• **What is asked**: Print exactly the lines from the one containing "Output the text content of this document." through the last line of the records below, both included, and nothing else; omit any pictures.

• **Given entries**:
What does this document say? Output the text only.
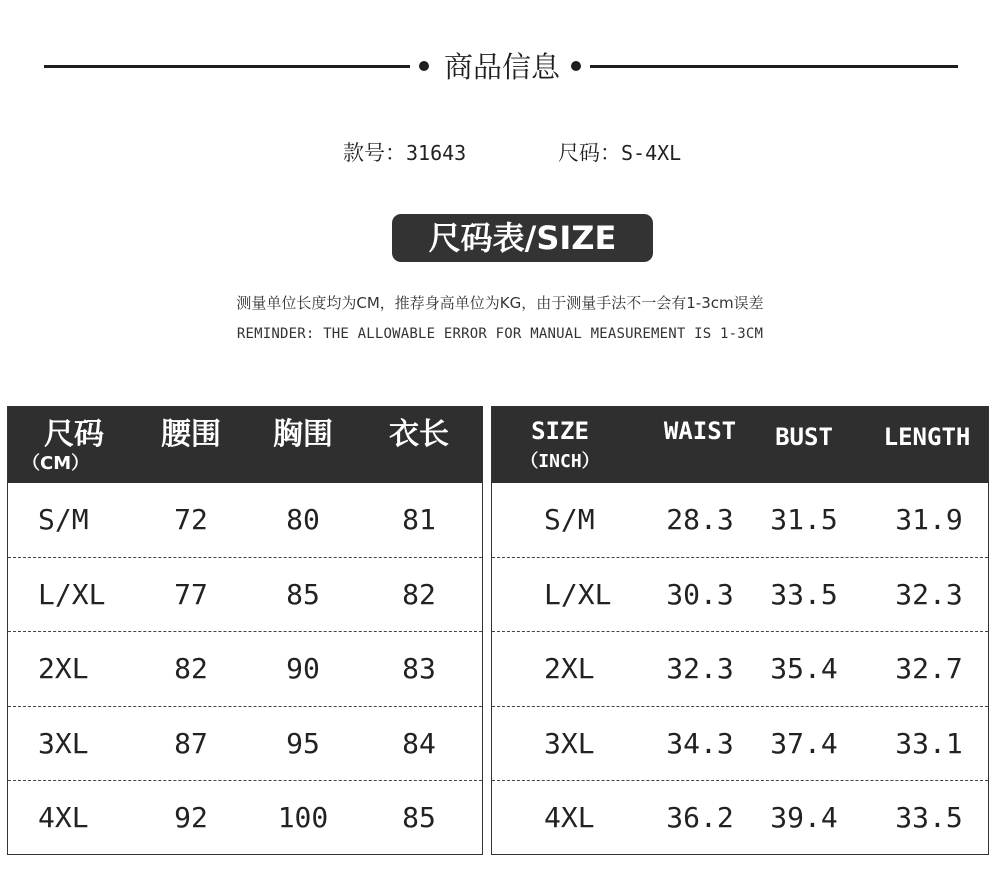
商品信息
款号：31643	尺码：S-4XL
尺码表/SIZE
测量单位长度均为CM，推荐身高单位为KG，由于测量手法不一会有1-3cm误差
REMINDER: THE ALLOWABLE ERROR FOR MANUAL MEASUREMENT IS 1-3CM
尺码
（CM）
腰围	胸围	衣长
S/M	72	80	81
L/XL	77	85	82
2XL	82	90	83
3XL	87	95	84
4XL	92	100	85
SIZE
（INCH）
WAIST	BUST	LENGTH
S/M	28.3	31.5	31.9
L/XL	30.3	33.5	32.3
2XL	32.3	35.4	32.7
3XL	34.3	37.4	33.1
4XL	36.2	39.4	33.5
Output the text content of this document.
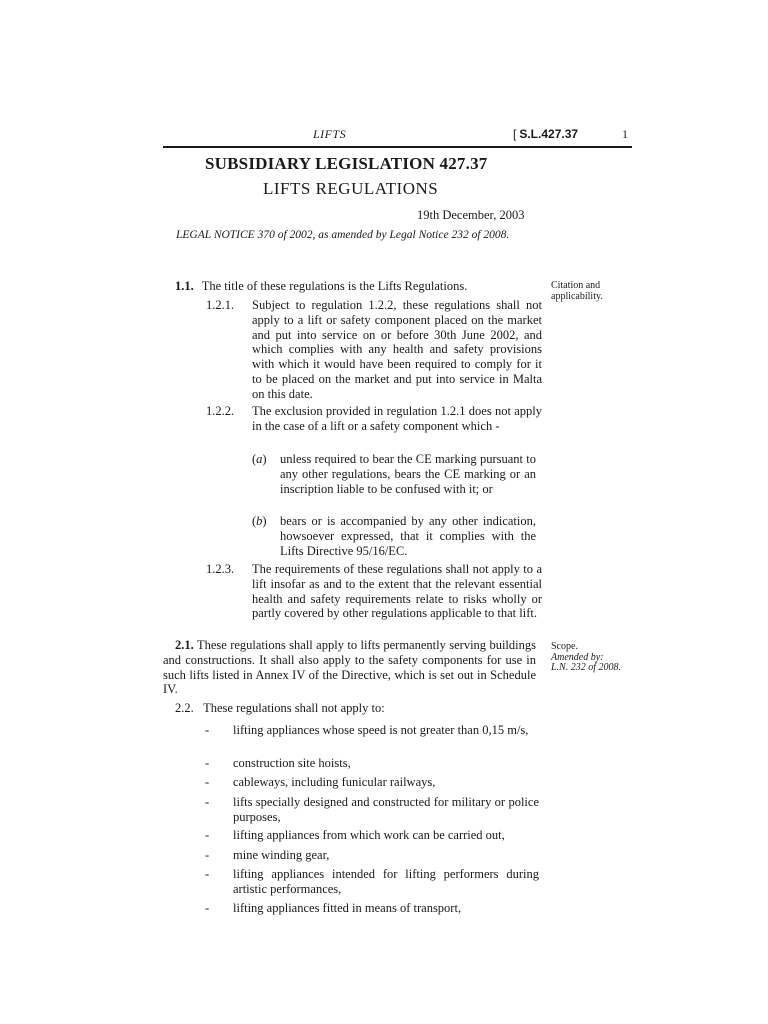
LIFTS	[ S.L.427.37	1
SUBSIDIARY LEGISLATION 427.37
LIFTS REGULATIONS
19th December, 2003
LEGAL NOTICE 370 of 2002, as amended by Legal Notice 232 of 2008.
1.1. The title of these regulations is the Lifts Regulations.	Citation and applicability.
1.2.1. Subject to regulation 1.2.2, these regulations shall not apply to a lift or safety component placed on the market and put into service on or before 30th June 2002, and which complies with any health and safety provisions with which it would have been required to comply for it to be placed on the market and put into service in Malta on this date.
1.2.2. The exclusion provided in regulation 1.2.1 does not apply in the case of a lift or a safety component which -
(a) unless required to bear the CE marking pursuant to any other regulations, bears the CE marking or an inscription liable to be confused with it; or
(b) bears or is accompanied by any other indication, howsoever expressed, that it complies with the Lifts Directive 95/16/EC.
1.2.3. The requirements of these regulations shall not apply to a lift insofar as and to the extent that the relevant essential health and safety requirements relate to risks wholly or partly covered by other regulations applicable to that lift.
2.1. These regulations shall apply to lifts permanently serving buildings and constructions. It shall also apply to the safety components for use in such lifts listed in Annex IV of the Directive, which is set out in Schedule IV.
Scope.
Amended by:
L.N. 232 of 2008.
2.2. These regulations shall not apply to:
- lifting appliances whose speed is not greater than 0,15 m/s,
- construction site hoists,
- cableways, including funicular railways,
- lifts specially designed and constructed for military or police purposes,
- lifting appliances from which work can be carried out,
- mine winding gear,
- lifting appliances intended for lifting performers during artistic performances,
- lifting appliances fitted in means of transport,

• **Expected answer**:
Output the text content of this document.
LIFTS	[ S.L.427.37	1
SUBSIDIARY LEGISLATION 427.37
LIFTS REGULATIONS
19th December, 2003
LEGAL NOTICE 370 of 2002, as amended by Legal Notice 232 of 2008.
1.1. The title of these regulations is the Lifts Regulations.	Citation and applicability.
1.2.1. Subject to regulation 1.2.2, these regulations shall not apply to a lift or safety component placed on the market and put into service on or before 30th June 2002, and which complies with any health and safety provisions with which it would have been required to comply for it to be placed on the market and put into service in Malta on this date.
1.2.2. The exclusion provided in regulation 1.2.1 does not apply in the case of a lift or a safety component which -
(a) unless required to bear the CE marking pursuant to any other regulations, bears the CE marking or an inscription liable to be confused with it; or
(b) bears or is accompanied by any other indication, howsoever expressed, that it complies with the Lifts Directive 95/16/EC.
1.2.3. The requirements of these regulations shall not apply to a lift insofar as and to the extent that the relevant essential health and safety requirements relate to risks wholly or partly covered by other regulations applicable to that lift.
2.1. These regulations shall apply to lifts permanently serving buildings and constructions. It shall also apply to the safety components for use in such lifts listed in Annex IV of the Directive, which is set out in Schedule IV.
Scope.
Amended by:
L.N. 232 of 2008.
2.2. These regulations shall not apply to:
- lifting appliances whose speed is not greater than 0,15 m/s,
- construction site hoists,
- cableways, including funicular railways,
- lifts specially designed and constructed for military or police purposes,
- lifting appliances from which work can be carried out,
- mine winding gear,
- lifting appliances intended for lifting performers during artistic performances,
- lifting appliances fitted in means of transport,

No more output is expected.